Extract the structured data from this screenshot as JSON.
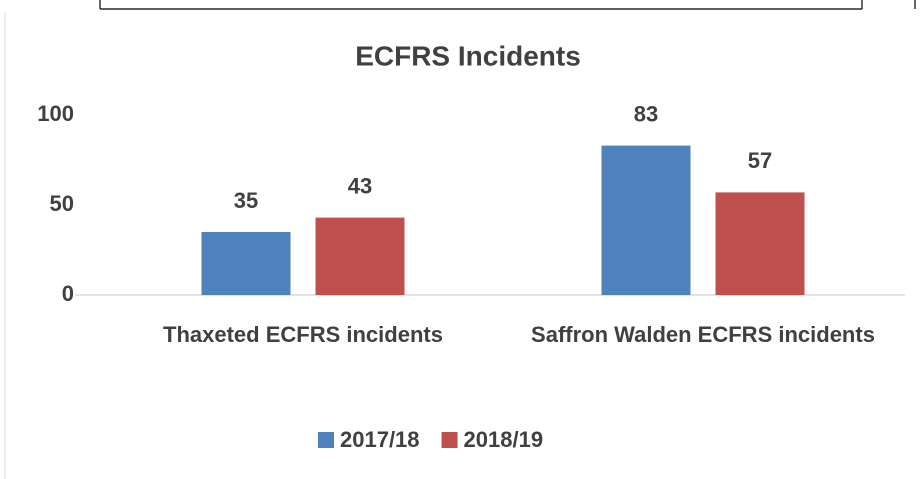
{
  "chart_data": {
    "type": "bar",
    "title": "ECFRS Incidents",
    "categories": [
      "Thaxeted ECFRS incidents",
      "Saffron Walden ECFRS incidents"
    ],
    "series": [
      {
        "name": "2017/18",
        "color": "#4f81bd",
        "values": [
          35,
          83
        ]
      },
      {
        "name": "2018/19",
        "color": "#c0504d",
        "values": [
          43,
          57
        ]
      }
    ],
    "ylim": [
      0,
      100
    ],
    "yticks": [
      0,
      50,
      100
    ],
    "grid": false,
    "legend": "bottom"
  }
}
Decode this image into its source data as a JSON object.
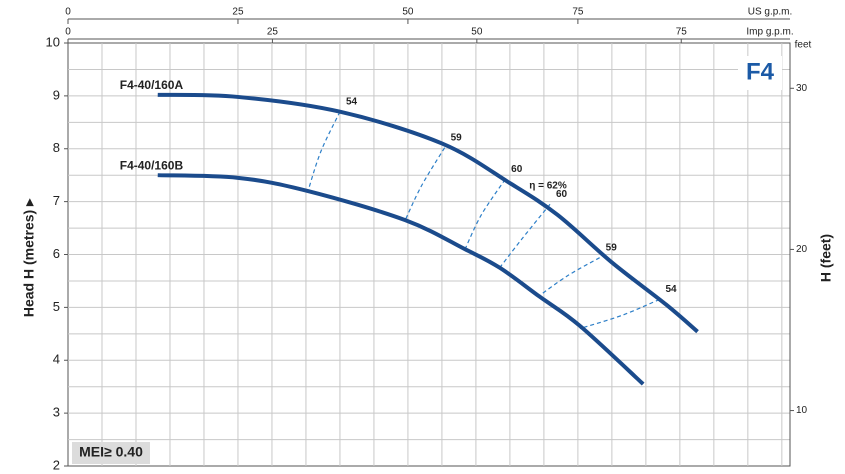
{
  "chart_data": {
    "type": "line",
    "badge": "F4",
    "note": "MEI≥ 0.40",
    "ylabel": "Head H (metres) ▸",
    "y2label": "H (feet)",
    "y2unit": "feet",
    "xlabel": "US g.p.m.",
    "x2label": "Imp g.p.m.",
    "xlim": [
      0,
      106.2
    ],
    "xticks": [
      0,
      25,
      50,
      75
    ],
    "x2lim": [
      0,
      88.3
    ],
    "x2ticks": [
      0,
      25,
      50,
      75
    ],
    "ylim": [
      2,
      10
    ],
    "yticks": [
      2,
      3,
      4,
      5,
      6,
      7,
      8,
      9,
      10
    ],
    "y2lim": [
      6.56,
      32.81
    ],
    "y2ticks": [
      10,
      20,
      30
    ],
    "grid": true,
    "series": [
      {
        "name": "F4-40/160A",
        "color": "#1b4b8c",
        "x": [
          13.2,
          25,
          40,
          55,
          65,
          72,
          80,
          88,
          92.6
        ],
        "y": [
          9.02,
          8.98,
          8.7,
          8.1,
          7.35,
          6.75,
          5.85,
          5.05,
          4.54
        ]
      },
      {
        "name": "F4-40/160B",
        "color": "#1b4b8c",
        "x": [
          13.2,
          25,
          35.3,
          49.6,
          58.4,
          63.5,
          69.4,
          75.3,
          84.6
        ],
        "y": [
          7.5,
          7.45,
          7.2,
          6.65,
          6.1,
          5.75,
          5.2,
          4.65,
          3.55
        ]
      }
    ],
    "efficiency": {
      "color": "#2d7fc8",
      "lines": [
        {
          "label": "54",
          "x": [
            40,
            37.2,
            35.3
          ],
          "y": [
            8.7,
            7.95,
            7.2
          ]
        },
        {
          "label": "59",
          "x": [
            55.4,
            52,
            49.6
          ],
          "y": [
            8.02,
            7.3,
            6.65
          ]
        },
        {
          "label": "60",
          "x": [
            64.3,
            60.8,
            58.4
          ],
          "y": [
            7.42,
            6.75,
            6.1
          ]
        },
        {
          "label": "60",
          "x": [
            70.9,
            66.8,
            63.5
          ],
          "y": [
            6.95,
            6.3,
            5.75
          ]
        },
        {
          "label": "59",
          "x": [
            78.2,
            73.5,
            69.1
          ],
          "y": [
            5.94,
            5.6,
            5.2
          ]
        },
        {
          "label": "54",
          "x": [
            87,
            81.5,
            75.3
          ],
          "y": [
            5.15,
            4.85,
            4.6
          ]
        }
      ]
    },
    "peak_label": "η = 62%"
  }
}
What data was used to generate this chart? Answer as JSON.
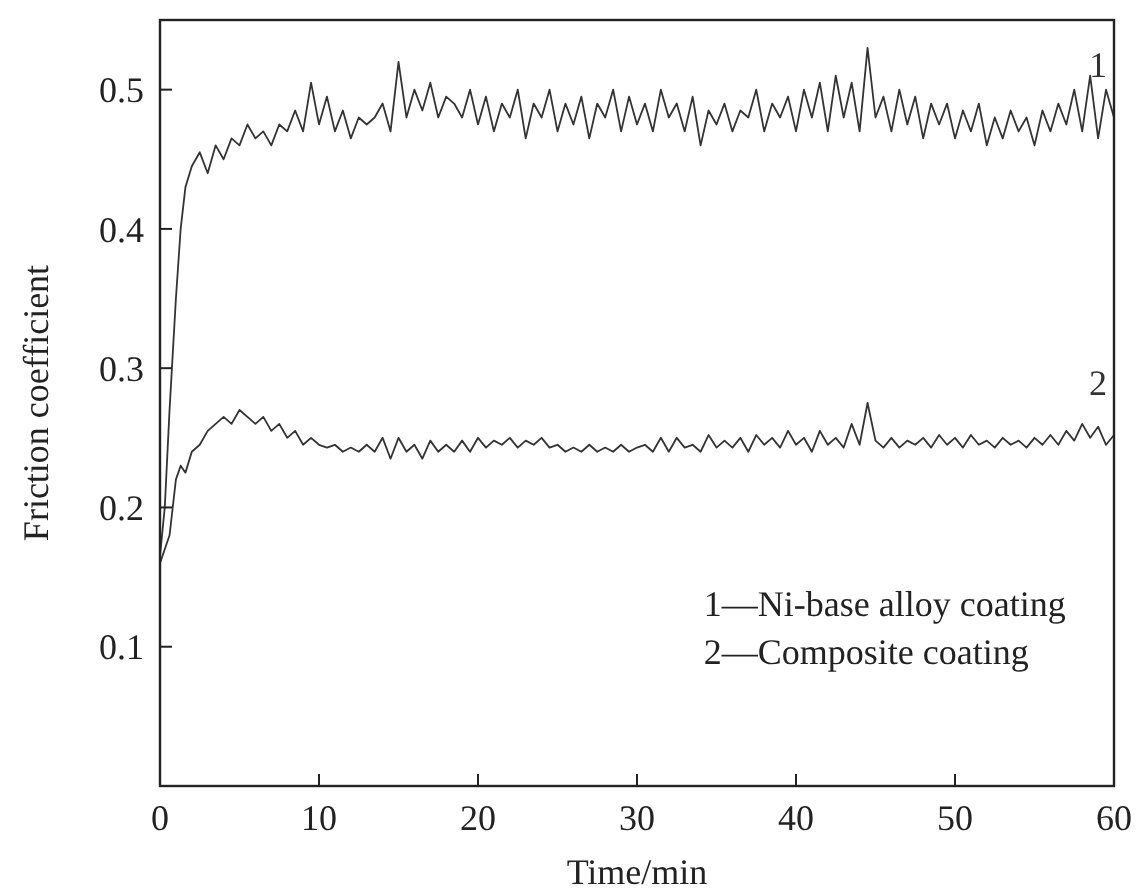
{
  "chart_data": {
    "type": "line",
    "xlabel": "Time/min",
    "ylabel": "Friction coefficient",
    "xlim": [
      0,
      60
    ],
    "ylim": [
      0,
      0.55
    ],
    "xticks": [
      0,
      10,
      20,
      30,
      40,
      50,
      60
    ],
    "yticks": [
      0.1,
      0.2,
      0.3,
      0.4,
      0.5
    ],
    "grid": false,
    "legend": "right",
    "line_style": "solid",
    "marker": "none",
    "x": [
      0,
      0.3,
      0.6,
      1,
      1.3,
      1.6,
      2,
      2.5,
      3,
      3.5,
      4,
      4.5,
      5,
      5.5,
      6,
      6.5,
      7,
      7.5,
      8,
      8.5,
      9,
      9.5,
      10,
      10.5,
      11,
      11.5,
      12,
      12.5,
      13,
      13.5,
      14,
      14.5,
      15,
      15.5,
      16,
      16.5,
      17,
      17.5,
      18,
      18.5,
      19,
      19.5,
      20,
      20.5,
      21,
      21.5,
      22,
      22.5,
      23,
      23.5,
      24,
      24.5,
      25,
      25.5,
      26,
      26.5,
      27,
      27.5,
      28,
      28.5,
      29,
      29.5,
      30,
      30.5,
      31,
      31.5,
      32,
      32.5,
      33,
      33.5,
      34,
      34.5,
      35,
      35.5,
      36,
      36.5,
      37,
      37.5,
      38,
      38.5,
      39,
      39.5,
      40,
      40.5,
      41,
      41.5,
      42,
      42.5,
      43,
      43.5,
      44,
      44.5,
      45,
      45.5,
      46,
      46.5,
      47,
      47.5,
      48,
      48.5,
      49,
      49.5,
      50,
      50.5,
      51,
      51.5,
      52,
      52.5,
      53,
      53.5,
      54,
      54.5,
      55,
      55.5,
      56,
      56.5,
      57,
      57.5,
      58,
      58.5,
      59,
      59.5,
      60
    ],
    "series": [
      {
        "name": "1",
        "color": "#333333",
        "values": [
          0.165,
          0.2,
          0.27,
          0.35,
          0.4,
          0.43,
          0.445,
          0.455,
          0.44,
          0.46,
          0.45,
          0.465,
          0.46,
          0.475,
          0.465,
          0.47,
          0.46,
          0.475,
          0.47,
          0.485,
          0.47,
          0.505,
          0.475,
          0.495,
          0.47,
          0.485,
          0.465,
          0.48,
          0.475,
          0.48,
          0.49,
          0.47,
          0.52,
          0.48,
          0.5,
          0.485,
          0.505,
          0.48,
          0.495,
          0.49,
          0.48,
          0.5,
          0.475,
          0.495,
          0.47,
          0.49,
          0.48,
          0.5,
          0.465,
          0.49,
          0.48,
          0.5,
          0.47,
          0.49,
          0.475,
          0.495,
          0.465,
          0.49,
          0.48,
          0.5,
          0.47,
          0.495,
          0.475,
          0.49,
          0.47,
          0.5,
          0.48,
          0.49,
          0.47,
          0.495,
          0.46,
          0.485,
          0.475,
          0.49,
          0.47,
          0.485,
          0.48,
          0.5,
          0.47,
          0.49,
          0.48,
          0.495,
          0.47,
          0.5,
          0.48,
          0.505,
          0.47,
          0.51,
          0.48,
          0.505,
          0.47,
          0.53,
          0.48,
          0.495,
          0.47,
          0.5,
          0.475,
          0.495,
          0.465,
          0.49,
          0.475,
          0.49,
          0.465,
          0.485,
          0.47,
          0.49,
          0.46,
          0.48,
          0.465,
          0.485,
          0.47,
          0.48,
          0.46,
          0.485,
          0.47,
          0.49,
          0.475,
          0.5,
          0.47,
          0.51,
          0.465,
          0.5,
          0.48
        ]
      },
      {
        "name": "2",
        "color": "#333333",
        "values": [
          0.16,
          0.17,
          0.18,
          0.22,
          0.23,
          0.225,
          0.24,
          0.245,
          0.255,
          0.26,
          0.265,
          0.26,
          0.27,
          0.265,
          0.26,
          0.265,
          0.255,
          0.26,
          0.25,
          0.255,
          0.245,
          0.25,
          0.245,
          0.243,
          0.245,
          0.24,
          0.243,
          0.24,
          0.245,
          0.24,
          0.25,
          0.235,
          0.25,
          0.24,
          0.245,
          0.235,
          0.248,
          0.24,
          0.245,
          0.24,
          0.248,
          0.24,
          0.25,
          0.243,
          0.248,
          0.245,
          0.25,
          0.243,
          0.248,
          0.245,
          0.25,
          0.243,
          0.245,
          0.24,
          0.243,
          0.24,
          0.245,
          0.24,
          0.243,
          0.24,
          0.245,
          0.24,
          0.243,
          0.245,
          0.24,
          0.25,
          0.24,
          0.25,
          0.243,
          0.245,
          0.24,
          0.252,
          0.243,
          0.248,
          0.243,
          0.25,
          0.24,
          0.252,
          0.245,
          0.25,
          0.243,
          0.255,
          0.245,
          0.25,
          0.24,
          0.255,
          0.245,
          0.25,
          0.243,
          0.26,
          0.245,
          0.275,
          0.248,
          0.243,
          0.25,
          0.243,
          0.248,
          0.245,
          0.25,
          0.243,
          0.252,
          0.245,
          0.25,
          0.243,
          0.252,
          0.245,
          0.248,
          0.243,
          0.25,
          0.245,
          0.248,
          0.243,
          0.25,
          0.245,
          0.252,
          0.245,
          0.255,
          0.248,
          0.26,
          0.25,
          0.258,
          0.245,
          0.252
        ]
      }
    ],
    "annotations": [
      "1—Ni-base alloy coating",
      "2—Composite coating"
    ]
  }
}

Given problem ▸
Using the listing above, pick out each line that contains the word "name", then copy it.

Completed task ▸
        "name": "2017/18",
        "name": "2018/19",
        "name": "F4-40/160A",
        "name": "F4-40/160B",
        "name": "1",
        "name": "2",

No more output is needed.